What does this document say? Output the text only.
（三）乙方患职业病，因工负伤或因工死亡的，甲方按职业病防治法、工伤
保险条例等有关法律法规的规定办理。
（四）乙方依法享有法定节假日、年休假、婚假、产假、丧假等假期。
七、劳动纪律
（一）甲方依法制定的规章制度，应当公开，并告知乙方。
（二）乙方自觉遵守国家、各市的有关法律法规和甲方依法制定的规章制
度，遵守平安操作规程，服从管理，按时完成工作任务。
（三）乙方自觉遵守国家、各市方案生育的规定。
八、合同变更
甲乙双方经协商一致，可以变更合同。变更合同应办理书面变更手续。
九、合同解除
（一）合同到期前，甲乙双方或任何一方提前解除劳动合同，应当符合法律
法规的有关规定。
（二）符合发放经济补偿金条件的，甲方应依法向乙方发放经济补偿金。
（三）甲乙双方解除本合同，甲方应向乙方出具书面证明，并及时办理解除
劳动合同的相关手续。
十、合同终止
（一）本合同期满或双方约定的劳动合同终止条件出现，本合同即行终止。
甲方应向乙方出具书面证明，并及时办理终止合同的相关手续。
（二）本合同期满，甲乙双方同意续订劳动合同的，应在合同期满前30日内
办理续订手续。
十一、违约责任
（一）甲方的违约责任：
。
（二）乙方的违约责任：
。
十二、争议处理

--

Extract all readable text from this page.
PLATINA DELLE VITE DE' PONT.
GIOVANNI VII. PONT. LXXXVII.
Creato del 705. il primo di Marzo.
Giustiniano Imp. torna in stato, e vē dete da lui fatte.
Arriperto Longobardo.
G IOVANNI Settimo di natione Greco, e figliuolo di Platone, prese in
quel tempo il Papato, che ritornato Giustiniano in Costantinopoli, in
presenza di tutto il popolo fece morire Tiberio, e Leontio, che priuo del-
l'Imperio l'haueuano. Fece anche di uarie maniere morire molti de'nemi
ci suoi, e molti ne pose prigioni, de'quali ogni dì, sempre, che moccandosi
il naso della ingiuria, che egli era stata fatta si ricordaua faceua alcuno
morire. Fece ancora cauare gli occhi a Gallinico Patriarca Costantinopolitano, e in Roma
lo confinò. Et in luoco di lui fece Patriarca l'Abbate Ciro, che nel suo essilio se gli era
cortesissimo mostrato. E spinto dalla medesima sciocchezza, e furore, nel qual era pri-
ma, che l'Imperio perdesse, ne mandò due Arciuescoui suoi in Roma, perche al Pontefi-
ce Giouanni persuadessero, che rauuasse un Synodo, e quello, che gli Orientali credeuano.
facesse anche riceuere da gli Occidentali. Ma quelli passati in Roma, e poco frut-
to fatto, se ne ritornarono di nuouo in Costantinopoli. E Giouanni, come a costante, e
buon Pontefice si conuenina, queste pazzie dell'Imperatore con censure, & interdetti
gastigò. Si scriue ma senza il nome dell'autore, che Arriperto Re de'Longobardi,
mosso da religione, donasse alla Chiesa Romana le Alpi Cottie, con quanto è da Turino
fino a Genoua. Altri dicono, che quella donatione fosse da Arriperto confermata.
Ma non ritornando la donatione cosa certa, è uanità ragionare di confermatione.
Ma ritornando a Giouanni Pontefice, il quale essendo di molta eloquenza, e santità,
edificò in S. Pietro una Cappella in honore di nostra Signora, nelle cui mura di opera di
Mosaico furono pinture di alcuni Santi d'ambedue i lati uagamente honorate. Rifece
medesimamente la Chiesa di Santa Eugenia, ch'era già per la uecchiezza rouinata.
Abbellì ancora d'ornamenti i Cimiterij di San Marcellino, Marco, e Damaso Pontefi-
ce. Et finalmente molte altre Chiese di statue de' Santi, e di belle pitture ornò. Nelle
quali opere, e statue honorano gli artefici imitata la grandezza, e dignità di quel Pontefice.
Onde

**What the exercise asks:** List each line holding the string "Chiesa".

**Exercise response:**
mosso da religione, donasse alla Chiesa Romana le Alpi Cottie, con quanto è da Turino
medesimamente la Chiesa di Santa Eugenia, ch'era già per la uecchiezza rouinata.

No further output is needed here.